** start of EXTRACTED RECORDS **

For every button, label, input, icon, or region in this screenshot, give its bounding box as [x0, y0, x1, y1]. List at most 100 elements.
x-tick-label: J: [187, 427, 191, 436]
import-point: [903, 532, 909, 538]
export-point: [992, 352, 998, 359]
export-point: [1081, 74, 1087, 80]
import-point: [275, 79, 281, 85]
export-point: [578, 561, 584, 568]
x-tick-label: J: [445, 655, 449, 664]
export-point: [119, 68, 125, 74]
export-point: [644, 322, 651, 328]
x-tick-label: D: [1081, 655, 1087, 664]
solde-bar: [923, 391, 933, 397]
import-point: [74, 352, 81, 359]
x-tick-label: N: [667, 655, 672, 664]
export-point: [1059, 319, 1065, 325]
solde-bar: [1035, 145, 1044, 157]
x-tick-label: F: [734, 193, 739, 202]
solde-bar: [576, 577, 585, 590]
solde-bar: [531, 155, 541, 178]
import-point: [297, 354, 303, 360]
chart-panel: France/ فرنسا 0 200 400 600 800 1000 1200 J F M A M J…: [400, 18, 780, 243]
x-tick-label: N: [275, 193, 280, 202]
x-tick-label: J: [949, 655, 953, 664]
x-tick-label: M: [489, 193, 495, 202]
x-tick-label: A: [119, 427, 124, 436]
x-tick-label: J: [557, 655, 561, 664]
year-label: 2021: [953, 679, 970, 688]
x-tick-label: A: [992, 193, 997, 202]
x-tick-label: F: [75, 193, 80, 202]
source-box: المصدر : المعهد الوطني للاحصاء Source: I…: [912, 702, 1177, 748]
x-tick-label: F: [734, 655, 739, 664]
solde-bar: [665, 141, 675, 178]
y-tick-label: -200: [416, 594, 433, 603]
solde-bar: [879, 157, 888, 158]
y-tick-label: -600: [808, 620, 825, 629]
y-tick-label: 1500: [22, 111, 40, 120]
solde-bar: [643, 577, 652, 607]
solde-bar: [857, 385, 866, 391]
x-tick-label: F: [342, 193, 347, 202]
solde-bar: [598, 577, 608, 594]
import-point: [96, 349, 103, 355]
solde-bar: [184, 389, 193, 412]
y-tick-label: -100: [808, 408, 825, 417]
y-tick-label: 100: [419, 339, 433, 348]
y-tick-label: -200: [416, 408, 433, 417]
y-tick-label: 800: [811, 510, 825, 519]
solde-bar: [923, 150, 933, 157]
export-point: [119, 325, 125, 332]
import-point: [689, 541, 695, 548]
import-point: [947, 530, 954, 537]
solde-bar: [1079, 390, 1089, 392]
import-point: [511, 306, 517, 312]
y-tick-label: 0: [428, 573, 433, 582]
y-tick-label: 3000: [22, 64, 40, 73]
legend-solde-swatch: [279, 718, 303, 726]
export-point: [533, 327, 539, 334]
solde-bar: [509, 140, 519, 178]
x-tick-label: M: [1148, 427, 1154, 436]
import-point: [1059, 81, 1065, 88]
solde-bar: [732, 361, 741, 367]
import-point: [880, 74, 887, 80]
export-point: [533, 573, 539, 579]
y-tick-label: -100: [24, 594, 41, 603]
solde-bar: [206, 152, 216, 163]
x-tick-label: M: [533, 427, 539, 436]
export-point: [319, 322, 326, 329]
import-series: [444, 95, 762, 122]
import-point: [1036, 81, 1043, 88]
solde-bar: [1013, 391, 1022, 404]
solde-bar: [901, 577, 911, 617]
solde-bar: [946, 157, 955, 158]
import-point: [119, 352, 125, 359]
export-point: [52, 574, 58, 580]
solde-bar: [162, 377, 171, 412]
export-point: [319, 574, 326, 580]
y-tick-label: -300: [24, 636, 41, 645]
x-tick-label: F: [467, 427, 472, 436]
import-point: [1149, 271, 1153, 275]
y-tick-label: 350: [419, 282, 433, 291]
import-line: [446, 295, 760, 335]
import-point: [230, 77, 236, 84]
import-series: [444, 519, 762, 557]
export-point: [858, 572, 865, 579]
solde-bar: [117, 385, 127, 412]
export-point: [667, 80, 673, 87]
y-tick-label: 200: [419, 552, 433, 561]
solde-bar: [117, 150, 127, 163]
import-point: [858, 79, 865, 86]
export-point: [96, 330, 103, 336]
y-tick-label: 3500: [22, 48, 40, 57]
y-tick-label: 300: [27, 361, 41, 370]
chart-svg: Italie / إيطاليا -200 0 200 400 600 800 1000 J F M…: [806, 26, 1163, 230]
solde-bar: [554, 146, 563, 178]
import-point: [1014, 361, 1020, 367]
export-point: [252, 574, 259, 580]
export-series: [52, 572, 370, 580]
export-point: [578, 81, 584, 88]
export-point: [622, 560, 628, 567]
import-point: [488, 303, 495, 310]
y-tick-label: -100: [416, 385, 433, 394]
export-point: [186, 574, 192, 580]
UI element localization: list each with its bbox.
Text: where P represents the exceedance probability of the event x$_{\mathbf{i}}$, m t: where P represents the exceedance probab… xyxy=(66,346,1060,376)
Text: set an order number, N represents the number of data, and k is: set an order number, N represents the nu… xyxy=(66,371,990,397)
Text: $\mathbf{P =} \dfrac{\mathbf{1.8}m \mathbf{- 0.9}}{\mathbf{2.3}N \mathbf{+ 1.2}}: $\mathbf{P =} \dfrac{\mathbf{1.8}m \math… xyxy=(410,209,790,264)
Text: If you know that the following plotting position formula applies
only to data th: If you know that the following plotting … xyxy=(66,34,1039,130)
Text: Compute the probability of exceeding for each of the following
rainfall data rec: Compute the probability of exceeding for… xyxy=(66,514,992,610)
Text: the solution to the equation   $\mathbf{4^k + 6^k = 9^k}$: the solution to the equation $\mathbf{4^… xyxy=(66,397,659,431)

** end of EXTRACTED RECORDS **

_WHAT YOU SHOULD DO_
Copy out the material word for word, beginning with its very first line and ending with the line that contains "source-box: المصدر : المعهد", including both of those lines.

_EXERCISE ANSWER_
For every button, label, input, icon, or region in this screenshot, give its bounding box as [x0, y0, x1, y1]. List at most 100 elements.
x-tick-label: J: [187, 427, 191, 436]
import-point: [903, 532, 909, 538]
export-point: [992, 352, 998, 359]
export-point: [1081, 74, 1087, 80]
import-point: [275, 79, 281, 85]
export-point: [578, 561, 584, 568]
x-tick-label: J: [445, 655, 449, 664]
export-point: [119, 68, 125, 74]
export-point: [644, 322, 651, 328]
x-tick-label: D: [1081, 655, 1087, 664]
solde-bar: [923, 391, 933, 397]
import-point: [74, 352, 81, 359]
x-tick-label: N: [667, 655, 672, 664]
export-point: [1059, 319, 1065, 325]
solde-bar: [1035, 145, 1044, 157]
x-tick-label: F: [734, 193, 739, 202]
solde-bar: [576, 577, 585, 590]
solde-bar: [531, 155, 541, 178]
import-point: [297, 354, 303, 360]
chart-panel: France/ فرنسا 0 200 400 600 800 1000 1200 J F M A M J…: [400, 18, 780, 243]
x-tick-label: N: [275, 193, 280, 202]
x-tick-label: J: [949, 655, 953, 664]
x-tick-label: M: [489, 193, 495, 202]
x-tick-label: A: [119, 427, 124, 436]
x-tick-label: J: [557, 655, 561, 664]
year-label: 2021: [953, 679, 970, 688]
x-tick-label: A: [992, 193, 997, 202]
x-tick-label: F: [75, 193, 80, 202]
source-box: المصدر : المعهد الوطني للاحصاء Source: I…: [912, 702, 1177, 748]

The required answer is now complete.